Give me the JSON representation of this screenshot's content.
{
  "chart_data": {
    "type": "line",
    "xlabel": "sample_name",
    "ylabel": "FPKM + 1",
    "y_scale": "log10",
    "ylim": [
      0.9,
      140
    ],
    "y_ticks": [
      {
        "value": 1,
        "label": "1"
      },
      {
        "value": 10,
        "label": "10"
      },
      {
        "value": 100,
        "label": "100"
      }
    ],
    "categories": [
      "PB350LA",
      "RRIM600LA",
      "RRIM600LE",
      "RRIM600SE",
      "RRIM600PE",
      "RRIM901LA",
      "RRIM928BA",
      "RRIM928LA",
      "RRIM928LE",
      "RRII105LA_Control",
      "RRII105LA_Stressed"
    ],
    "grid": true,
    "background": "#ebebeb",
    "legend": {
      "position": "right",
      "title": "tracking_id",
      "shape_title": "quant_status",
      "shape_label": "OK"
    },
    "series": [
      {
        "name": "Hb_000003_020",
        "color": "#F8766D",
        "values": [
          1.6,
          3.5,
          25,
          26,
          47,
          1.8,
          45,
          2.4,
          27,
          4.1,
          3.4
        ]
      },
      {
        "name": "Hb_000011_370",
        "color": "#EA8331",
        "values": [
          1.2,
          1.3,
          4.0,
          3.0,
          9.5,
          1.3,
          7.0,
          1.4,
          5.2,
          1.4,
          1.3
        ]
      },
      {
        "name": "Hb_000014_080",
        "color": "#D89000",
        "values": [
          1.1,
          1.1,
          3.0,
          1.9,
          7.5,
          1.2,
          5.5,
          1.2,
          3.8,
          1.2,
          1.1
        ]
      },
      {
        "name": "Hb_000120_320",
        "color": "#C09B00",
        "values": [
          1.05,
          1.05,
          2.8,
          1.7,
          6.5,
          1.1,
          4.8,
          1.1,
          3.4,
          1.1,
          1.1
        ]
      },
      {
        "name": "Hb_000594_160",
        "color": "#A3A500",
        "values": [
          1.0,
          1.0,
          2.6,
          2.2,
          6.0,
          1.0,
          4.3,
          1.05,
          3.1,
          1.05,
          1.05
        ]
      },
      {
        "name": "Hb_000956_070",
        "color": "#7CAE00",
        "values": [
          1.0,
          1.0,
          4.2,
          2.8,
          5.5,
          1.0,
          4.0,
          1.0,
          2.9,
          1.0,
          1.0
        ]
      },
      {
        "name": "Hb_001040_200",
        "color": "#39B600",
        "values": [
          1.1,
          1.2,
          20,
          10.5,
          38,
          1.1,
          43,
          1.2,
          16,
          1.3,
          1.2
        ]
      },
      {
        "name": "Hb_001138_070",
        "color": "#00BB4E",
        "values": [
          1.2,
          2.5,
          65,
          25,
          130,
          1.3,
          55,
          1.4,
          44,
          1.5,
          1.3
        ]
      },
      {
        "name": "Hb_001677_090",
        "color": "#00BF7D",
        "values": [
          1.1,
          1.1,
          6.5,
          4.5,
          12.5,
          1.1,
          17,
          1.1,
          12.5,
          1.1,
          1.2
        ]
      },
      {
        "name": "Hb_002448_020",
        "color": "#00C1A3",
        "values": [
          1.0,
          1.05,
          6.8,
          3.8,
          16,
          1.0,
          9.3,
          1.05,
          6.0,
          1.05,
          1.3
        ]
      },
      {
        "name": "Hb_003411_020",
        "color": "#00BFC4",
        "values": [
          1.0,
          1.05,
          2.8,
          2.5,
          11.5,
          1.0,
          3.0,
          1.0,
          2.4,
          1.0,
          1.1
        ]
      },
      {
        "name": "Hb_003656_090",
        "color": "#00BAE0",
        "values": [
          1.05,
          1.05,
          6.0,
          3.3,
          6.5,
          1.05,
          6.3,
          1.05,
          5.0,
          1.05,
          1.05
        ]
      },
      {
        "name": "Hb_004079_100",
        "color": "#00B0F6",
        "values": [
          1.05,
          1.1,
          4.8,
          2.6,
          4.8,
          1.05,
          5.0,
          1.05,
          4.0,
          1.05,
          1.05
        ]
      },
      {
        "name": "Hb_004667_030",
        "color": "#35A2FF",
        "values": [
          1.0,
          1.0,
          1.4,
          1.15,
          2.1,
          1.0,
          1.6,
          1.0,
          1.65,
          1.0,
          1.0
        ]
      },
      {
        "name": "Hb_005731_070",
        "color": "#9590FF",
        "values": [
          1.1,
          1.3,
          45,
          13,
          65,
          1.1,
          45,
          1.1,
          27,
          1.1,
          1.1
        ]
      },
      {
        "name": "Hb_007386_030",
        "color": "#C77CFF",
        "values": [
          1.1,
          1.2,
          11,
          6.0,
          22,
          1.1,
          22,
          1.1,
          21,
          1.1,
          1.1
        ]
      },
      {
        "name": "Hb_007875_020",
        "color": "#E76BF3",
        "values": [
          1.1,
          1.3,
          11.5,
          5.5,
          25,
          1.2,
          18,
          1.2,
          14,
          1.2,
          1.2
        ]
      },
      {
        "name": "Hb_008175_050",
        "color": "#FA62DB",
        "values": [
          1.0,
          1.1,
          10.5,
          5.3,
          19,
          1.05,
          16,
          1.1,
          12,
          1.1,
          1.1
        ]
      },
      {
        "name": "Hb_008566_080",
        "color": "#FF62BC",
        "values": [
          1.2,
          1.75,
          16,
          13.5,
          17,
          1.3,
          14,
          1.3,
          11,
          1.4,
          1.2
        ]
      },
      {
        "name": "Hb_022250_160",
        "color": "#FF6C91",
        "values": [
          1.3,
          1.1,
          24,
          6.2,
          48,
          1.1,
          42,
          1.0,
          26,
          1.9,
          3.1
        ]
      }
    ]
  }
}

******

## Problem description:
Exactly reproduce every line found in the records.

## Answer for this exercise:
Give me the JSON representation of this screenshot's content.
{
  "chart_data": {
    "type": "line",
    "xlabel": "sample_name",
    "ylabel": "FPKM + 1",
    "y_scale": "log10",
    "ylim": [
      0.9,
      140
    ],
    "y_ticks": [
      {
        "value": 1,
        "label": "1"
      },
      {
        "value": 10,
        "label": "10"
      },
      {
        "value": 100,
        "label": "100"
      }
    ],
    "categories": [
      "PB350LA",
      "RRIM600LA",
      "RRIM600LE",
      "RRIM600SE",
      "RRIM600PE",
      "RRIM901LA",
      "RRIM928BA",
      "RRIM928LA",
      "RRIM928LE",
      "RRII105LA_Control",
      "RRII105LA_Stressed"
    ],
    "grid": true,
    "background": "#ebebeb",
    "legend": {
      "position": "right",
      "title": "tracking_id",
      "shape_title": "quant_status",
      "shape_label": "OK"
    },
    "series": [
      {
        "name": "Hb_000003_020",
        "color": "#F8766D",
        "values": [
          1.6,
          3.5,
          25,
          26,
          47,
          1.8,
          45,
          2.4,
          27,
          4.1,
          3.4
        ]
      },
      {
        "name": "Hb_000011_370",
        "color": "#EA8331",
        "values": [
          1.2,
          1.3,
          4.0,
          3.0,
          9.5,
          1.3,
          7.0,
          1.4,
          5.2,
          1.4,
          1.3
        ]
      },
      {
        "name": "Hb_000014_080",
        "color": "#D89000",
        "values": [
          1.1,
          1.1,
          3.0,
          1.9,
          7.5,
          1.2,
          5.5,
          1.2,
          3.8,
          1.2,
          1.1
        ]
      },
      {
        "name": "Hb_000120_320",
        "color": "#C09B00",
        "values": [
          1.05,
          1.05,
          2.8,
          1.7,
          6.5,
          1.1,
          4.8,
          1.1,
          3.4,
          1.1,
          1.1
        ]
      },
      {
        "name": "Hb_000594_160",
        "color": "#A3A500",
        "values": [
          1.0,
          1.0,
          2.6,
          2.2,
          6.0,
          1.0,
          4.3,
          1.05,
          3.1,
          1.05,
          1.05
        ]
      },
      {
        "name": "Hb_000956_070",
        "color": "#7CAE00",
        "values": [
          1.0,
          1.0,
          4.2,
          2.8,
          5.5,
          1.0,
          4.0,
          1.0,
          2.9,
          1.0,
          1.0
        ]
      },
      {
        "name": "Hb_001040_200",
        "color": "#39B600",
        "values": [
          1.1,
          1.2,
          20,
          10.5,
          38,
          1.1,
          43,
          1.2,
          16,
          1.3,
          1.2
        ]
      },
      {
        "name": "Hb_001138_070",
        "color": "#00BB4E",
        "values": [
          1.2,
          2.5,
          65,
          25,
          130,
          1.3,
          55,
          1.4,
          44,
          1.5,
          1.3
        ]
      },
      {
        "name": "Hb_001677_090",
        "color": "#00BF7D",
        "values": [
          1.1,
          1.1,
          6.5,
          4.5,
          12.5,
          1.1,
          17,
          1.1,
          12.5,
          1.1,
          1.2
        ]
      },
      {
        "name": "Hb_002448_020",
        "color": "#00C1A3",
        "values": [
          1.0,
          1.05,
          6.8,
          3.8,
          16,
          1.0,
          9.3,
          1.05,
          6.0,
          1.05,
          1.3
        ]
      },
      {
        "name": "Hb_003411_020",
        "color": "#00BFC4",
        "values": [
          1.0,
          1.05,
          2.8,
          2.5,
          11.5,
          1.0,
          3.0,
          1.0,
          2.4,
          1.0,
          1.1
        ]
      },
      {
        "name": "Hb_003656_090",
        "color": "#00BAE0",
        "values": [
          1.05,
          1.05,
          6.0,
          3.3,
          6.5,
          1.05,
          6.3,
          1.05,
          5.0,
          1.05,
          1.05
        ]
      },
      {
        "name": "Hb_004079_100",
        "color": "#00B0F6",
        "values": [
          1.05,
          1.1,
          4.8,
          2.6,
          4.8,
          1.05,
          5.0,
          1.05,
          4.0,
          1.05,
          1.05
        ]
      },
      {
        "name": "Hb_004667_030",
        "color": "#35A2FF",
        "values": [
          1.0,
          1.0,
          1.4,
          1.15,
          2.1,
          1.0,
          1.6,
          1.0,
          1.65,
          1.0,
          1.0
        ]
      },
      {
        "name": "Hb_005731_070",
        "color": "#9590FF",
        "values": [
          1.1,
          1.3,
          45,
          13,
          65,
          1.1,
          45,
          1.1,
          27,
          1.1,
          1.1
        ]
      },
      {
        "name": "Hb_007386_030",
        "color": "#C77CFF",
        "values": [
          1.1,
          1.2,
          11,
          6.0,
          22,
          1.1,
          22,
          1.1,
          21,
          1.1,
          1.1
        ]
      },
      {
        "name": "Hb_007875_020",
        "color": "#E76BF3",
        "values": [
          1.1,
          1.3,
          11.5,
          5.5,
          25,
          1.2,
          18,
          1.2,
          14,
          1.2,
          1.2
        ]
      },
      {
        "name": "Hb_008175_050",
        "color": "#FA62DB",
        "values": [
          1.0,
          1.1,
          10.5,
          5.3,
          19,
          1.05,
          16,
          1.1,
          12,
          1.1,
          1.1
        ]
      },
      {
        "name": "Hb_008566_080",
        "color": "#FF62BC",
        "values": [
          1.2,
          1.75,
          16,
          13.5,
          17,
          1.3,
          14,
          1.3,
          11,
          1.4,
          1.2
        ]
      },
      {
        "name": "Hb_022250_160",
        "color": "#FF6C91",
        "values": [
          1.3,
          1.1,
          24,
          6.2,
          48,
          1.1,
          42,
          1.0,
          26,
          1.9,
          3.1
        ]
      }
    ]
  }
}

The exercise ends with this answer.